> **To do**
Copy out every line that contains the word "object".

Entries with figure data
>> Begin

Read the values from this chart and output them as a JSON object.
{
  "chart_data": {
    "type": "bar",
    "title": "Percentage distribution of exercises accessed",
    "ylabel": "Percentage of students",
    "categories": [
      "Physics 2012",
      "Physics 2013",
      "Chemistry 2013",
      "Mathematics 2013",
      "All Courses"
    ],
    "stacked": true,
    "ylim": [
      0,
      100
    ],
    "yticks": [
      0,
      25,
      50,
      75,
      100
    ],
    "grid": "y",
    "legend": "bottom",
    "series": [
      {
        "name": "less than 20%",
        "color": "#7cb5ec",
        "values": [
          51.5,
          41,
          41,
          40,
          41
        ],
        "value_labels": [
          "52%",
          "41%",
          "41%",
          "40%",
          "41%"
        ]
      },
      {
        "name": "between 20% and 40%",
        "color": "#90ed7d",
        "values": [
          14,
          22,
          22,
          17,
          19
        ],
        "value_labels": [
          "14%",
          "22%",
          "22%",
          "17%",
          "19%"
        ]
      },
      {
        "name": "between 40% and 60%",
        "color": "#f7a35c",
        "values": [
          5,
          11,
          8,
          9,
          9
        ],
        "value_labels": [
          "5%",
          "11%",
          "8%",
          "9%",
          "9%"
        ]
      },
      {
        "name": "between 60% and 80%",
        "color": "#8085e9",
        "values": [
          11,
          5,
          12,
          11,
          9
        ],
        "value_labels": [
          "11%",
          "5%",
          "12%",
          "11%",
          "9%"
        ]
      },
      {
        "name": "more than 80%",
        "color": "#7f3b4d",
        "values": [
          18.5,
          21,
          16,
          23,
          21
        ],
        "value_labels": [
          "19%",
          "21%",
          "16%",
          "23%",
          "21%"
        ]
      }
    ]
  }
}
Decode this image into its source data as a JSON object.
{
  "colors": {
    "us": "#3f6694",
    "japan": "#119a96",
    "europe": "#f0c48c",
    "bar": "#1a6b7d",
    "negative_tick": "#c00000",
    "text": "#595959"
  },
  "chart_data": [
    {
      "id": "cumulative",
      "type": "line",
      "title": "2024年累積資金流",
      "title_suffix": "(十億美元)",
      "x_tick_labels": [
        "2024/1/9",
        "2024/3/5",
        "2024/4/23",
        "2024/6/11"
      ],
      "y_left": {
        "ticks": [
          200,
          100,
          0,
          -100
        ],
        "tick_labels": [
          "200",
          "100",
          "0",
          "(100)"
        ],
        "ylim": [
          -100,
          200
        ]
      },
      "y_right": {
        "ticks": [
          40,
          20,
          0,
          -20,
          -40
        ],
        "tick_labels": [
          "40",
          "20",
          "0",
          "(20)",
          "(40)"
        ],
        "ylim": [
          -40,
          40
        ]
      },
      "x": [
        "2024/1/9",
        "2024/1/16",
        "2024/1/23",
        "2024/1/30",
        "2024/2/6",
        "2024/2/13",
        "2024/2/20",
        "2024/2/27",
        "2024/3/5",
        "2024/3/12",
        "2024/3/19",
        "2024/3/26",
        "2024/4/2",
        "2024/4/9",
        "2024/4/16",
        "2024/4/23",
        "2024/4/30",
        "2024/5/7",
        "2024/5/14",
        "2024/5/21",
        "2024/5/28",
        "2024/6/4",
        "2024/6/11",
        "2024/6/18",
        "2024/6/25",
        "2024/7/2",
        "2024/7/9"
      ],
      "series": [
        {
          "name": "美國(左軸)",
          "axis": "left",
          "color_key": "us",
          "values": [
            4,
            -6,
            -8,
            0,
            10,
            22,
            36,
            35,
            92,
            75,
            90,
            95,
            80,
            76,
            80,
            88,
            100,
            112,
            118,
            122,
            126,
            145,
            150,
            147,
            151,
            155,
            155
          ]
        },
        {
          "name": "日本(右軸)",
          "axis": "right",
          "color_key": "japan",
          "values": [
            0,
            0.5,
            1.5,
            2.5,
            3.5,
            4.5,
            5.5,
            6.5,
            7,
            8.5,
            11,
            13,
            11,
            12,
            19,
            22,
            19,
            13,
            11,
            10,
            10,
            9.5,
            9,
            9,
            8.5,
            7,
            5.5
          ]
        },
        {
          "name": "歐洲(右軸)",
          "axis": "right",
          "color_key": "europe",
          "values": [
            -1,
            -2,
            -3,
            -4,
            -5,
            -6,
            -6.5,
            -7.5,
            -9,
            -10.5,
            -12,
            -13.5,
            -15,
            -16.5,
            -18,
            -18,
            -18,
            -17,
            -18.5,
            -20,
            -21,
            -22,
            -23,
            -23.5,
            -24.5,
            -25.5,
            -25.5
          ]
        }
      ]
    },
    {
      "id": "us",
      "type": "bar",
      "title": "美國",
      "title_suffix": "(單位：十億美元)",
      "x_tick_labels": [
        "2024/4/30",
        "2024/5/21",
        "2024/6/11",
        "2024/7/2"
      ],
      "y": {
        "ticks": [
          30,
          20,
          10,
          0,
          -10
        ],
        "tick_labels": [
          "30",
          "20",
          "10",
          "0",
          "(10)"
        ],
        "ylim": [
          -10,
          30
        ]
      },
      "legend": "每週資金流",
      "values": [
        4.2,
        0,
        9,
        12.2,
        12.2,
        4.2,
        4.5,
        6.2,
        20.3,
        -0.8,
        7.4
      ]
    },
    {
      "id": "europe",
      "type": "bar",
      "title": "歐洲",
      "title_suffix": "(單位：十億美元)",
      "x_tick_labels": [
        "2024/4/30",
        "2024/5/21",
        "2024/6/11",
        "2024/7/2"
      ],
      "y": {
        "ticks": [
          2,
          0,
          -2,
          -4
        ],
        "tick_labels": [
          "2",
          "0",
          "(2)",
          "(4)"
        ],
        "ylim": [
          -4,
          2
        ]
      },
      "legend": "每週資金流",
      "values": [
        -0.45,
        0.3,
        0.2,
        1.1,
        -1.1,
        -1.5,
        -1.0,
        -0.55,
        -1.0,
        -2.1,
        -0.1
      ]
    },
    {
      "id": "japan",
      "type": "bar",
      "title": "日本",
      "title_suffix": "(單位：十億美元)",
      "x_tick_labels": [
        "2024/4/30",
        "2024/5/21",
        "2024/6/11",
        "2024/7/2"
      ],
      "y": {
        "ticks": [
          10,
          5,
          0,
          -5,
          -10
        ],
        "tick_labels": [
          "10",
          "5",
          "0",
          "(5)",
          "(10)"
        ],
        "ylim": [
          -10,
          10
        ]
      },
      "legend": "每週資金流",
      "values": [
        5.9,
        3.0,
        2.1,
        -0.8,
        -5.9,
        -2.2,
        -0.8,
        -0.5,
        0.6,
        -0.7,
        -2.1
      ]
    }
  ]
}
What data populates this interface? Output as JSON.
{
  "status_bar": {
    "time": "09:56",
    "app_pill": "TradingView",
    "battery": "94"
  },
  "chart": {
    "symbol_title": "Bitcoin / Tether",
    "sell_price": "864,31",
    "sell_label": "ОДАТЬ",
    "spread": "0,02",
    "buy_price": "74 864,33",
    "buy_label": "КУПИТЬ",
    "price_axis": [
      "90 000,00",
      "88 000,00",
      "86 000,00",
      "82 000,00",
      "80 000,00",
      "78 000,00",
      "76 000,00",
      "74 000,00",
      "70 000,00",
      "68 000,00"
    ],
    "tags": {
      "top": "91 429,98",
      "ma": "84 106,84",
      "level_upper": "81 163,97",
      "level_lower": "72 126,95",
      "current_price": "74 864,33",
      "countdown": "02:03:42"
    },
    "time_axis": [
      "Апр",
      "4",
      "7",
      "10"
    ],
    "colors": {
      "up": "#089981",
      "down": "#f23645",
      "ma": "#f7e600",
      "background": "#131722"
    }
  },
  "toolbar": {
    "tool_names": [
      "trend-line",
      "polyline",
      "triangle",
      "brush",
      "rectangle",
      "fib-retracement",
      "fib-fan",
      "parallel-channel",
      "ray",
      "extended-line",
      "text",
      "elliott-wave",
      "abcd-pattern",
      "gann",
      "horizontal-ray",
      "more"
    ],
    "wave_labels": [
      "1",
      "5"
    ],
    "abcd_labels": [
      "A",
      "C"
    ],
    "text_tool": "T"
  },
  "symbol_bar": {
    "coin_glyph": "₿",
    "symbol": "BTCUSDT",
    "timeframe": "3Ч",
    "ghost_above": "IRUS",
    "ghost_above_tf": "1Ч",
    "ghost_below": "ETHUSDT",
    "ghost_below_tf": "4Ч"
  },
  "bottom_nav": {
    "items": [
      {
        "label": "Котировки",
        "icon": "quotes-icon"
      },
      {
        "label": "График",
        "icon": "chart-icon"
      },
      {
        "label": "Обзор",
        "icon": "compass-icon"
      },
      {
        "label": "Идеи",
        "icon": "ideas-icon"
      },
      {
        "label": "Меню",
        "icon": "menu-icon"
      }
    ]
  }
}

>> End

> **Exercise solution**
Read the values from this chart and output them as a JSON object.
Decode this image into its source data as a JSON object.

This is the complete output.